What to do: Below are some records; give them all again exactly, but not the pictures.

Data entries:

----

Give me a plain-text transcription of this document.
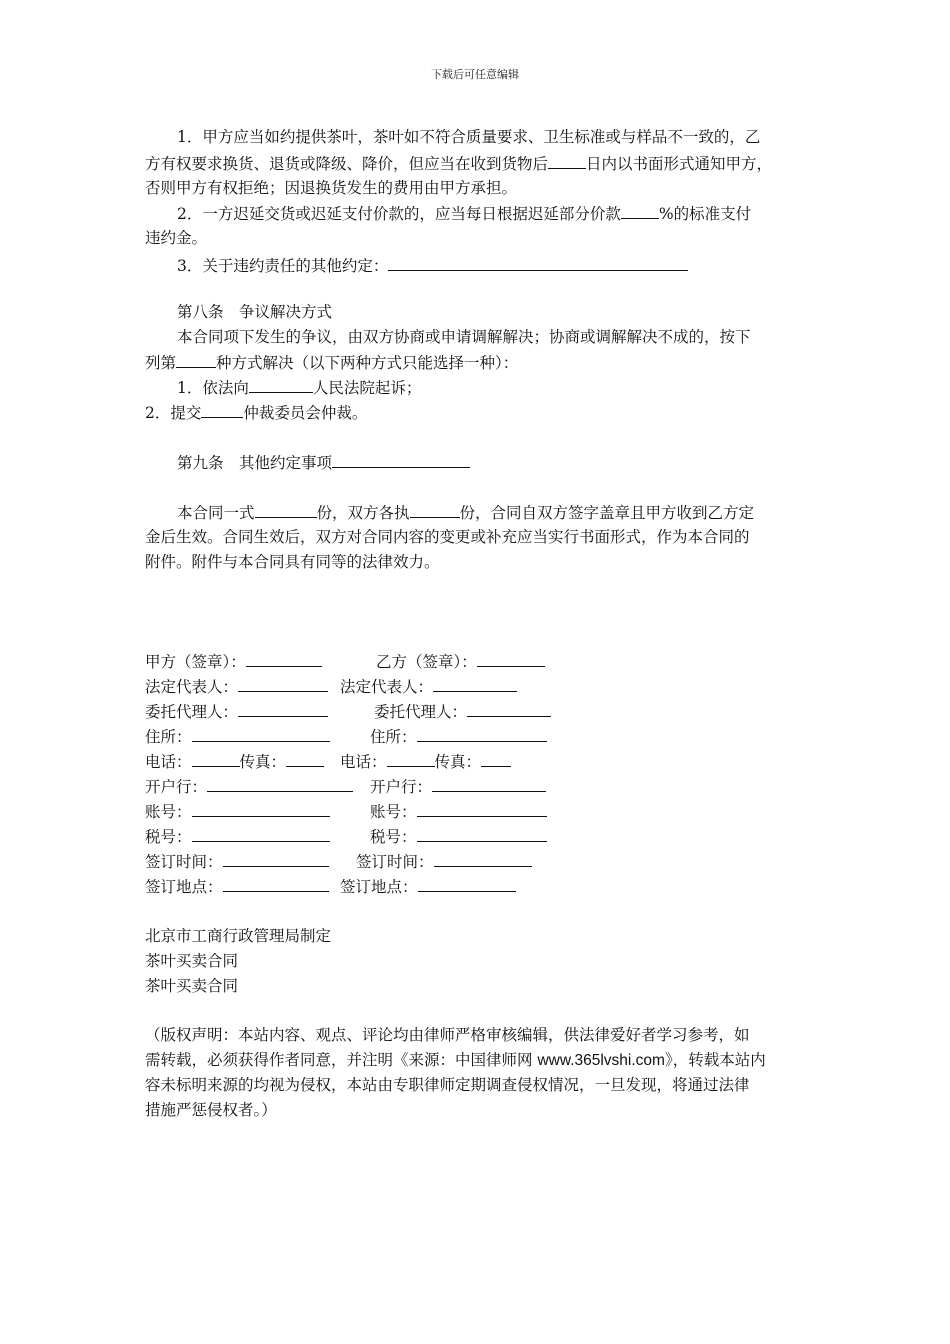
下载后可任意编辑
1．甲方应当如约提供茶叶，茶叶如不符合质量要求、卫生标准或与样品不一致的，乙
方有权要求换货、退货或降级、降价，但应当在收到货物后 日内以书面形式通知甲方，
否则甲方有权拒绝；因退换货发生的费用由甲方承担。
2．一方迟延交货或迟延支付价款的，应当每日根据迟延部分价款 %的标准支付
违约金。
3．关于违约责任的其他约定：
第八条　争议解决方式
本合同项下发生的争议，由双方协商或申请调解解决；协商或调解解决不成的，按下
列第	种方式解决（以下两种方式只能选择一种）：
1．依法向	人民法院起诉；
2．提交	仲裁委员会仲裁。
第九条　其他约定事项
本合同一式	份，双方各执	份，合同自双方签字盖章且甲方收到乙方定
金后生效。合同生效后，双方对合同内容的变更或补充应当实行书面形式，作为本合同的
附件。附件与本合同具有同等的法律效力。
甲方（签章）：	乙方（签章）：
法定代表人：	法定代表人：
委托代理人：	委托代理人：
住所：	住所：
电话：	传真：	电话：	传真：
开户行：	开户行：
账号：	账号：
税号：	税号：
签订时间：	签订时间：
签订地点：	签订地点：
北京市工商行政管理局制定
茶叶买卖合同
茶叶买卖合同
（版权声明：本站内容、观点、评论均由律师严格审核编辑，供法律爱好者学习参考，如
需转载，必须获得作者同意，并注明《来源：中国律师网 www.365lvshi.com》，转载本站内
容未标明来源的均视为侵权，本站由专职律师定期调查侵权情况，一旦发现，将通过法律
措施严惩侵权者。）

----

Problem solution:
Give me a plain-text transcription of this document.
下载后可任意编辑
1．甲方应当如约提供茶叶，茶叶如不符合质量要求、卫生标准或与样品不一致的，乙
方有权要求换货、退货或降级、降价，但应当在收到货物后 日内以书面形式通知甲方，
否则甲方有权拒绝；因退换货发生的费用由甲方承担。
2．一方迟延交货或迟延支付价款的，应当每日根据迟延部分价款 %的标准支付
违约金。
3．关于违约责任的其他约定：
第八条　争议解决方式
本合同项下发生的争议，由双方协商或申请调解解决；协商或调解解决不成的，按下
列第	种方式解决（以下两种方式只能选择一种）：
1．依法向	人民法院起诉；
2．提交	仲裁委员会仲裁。
第九条　其他约定事项
本合同一式	份，双方各执	份，合同自双方签字盖章且甲方收到乙方定
金后生效。合同生效后，双方对合同内容的变更或补充应当实行书面形式，作为本合同的
附件。附件与本合同具有同等的法律效力。
甲方（签章）：	乙方（签章）：
法定代表人：	法定代表人：
委托代理人：	委托代理人：
住所：	住所：
电话：	传真：	电话：	传真：
开户行：	开户行：
账号：	账号：
税号：	税号：
签订时间：	签订时间：
签订地点：	签订地点：
北京市工商行政管理局制定
茶叶买卖合同
茶叶买卖合同
（版权声明：本站内容、观点、评论均由律师严格审核编辑，供法律爱好者学习参考，如
需转载，必须获得作者同意，并注明《来源：中国律师网 www.365lvshi.com》，转载本站内
容未标明来源的均视为侵权，本站由专职律师定期调查侵权情况，一旦发现，将通过法律
措施严惩侵权者。）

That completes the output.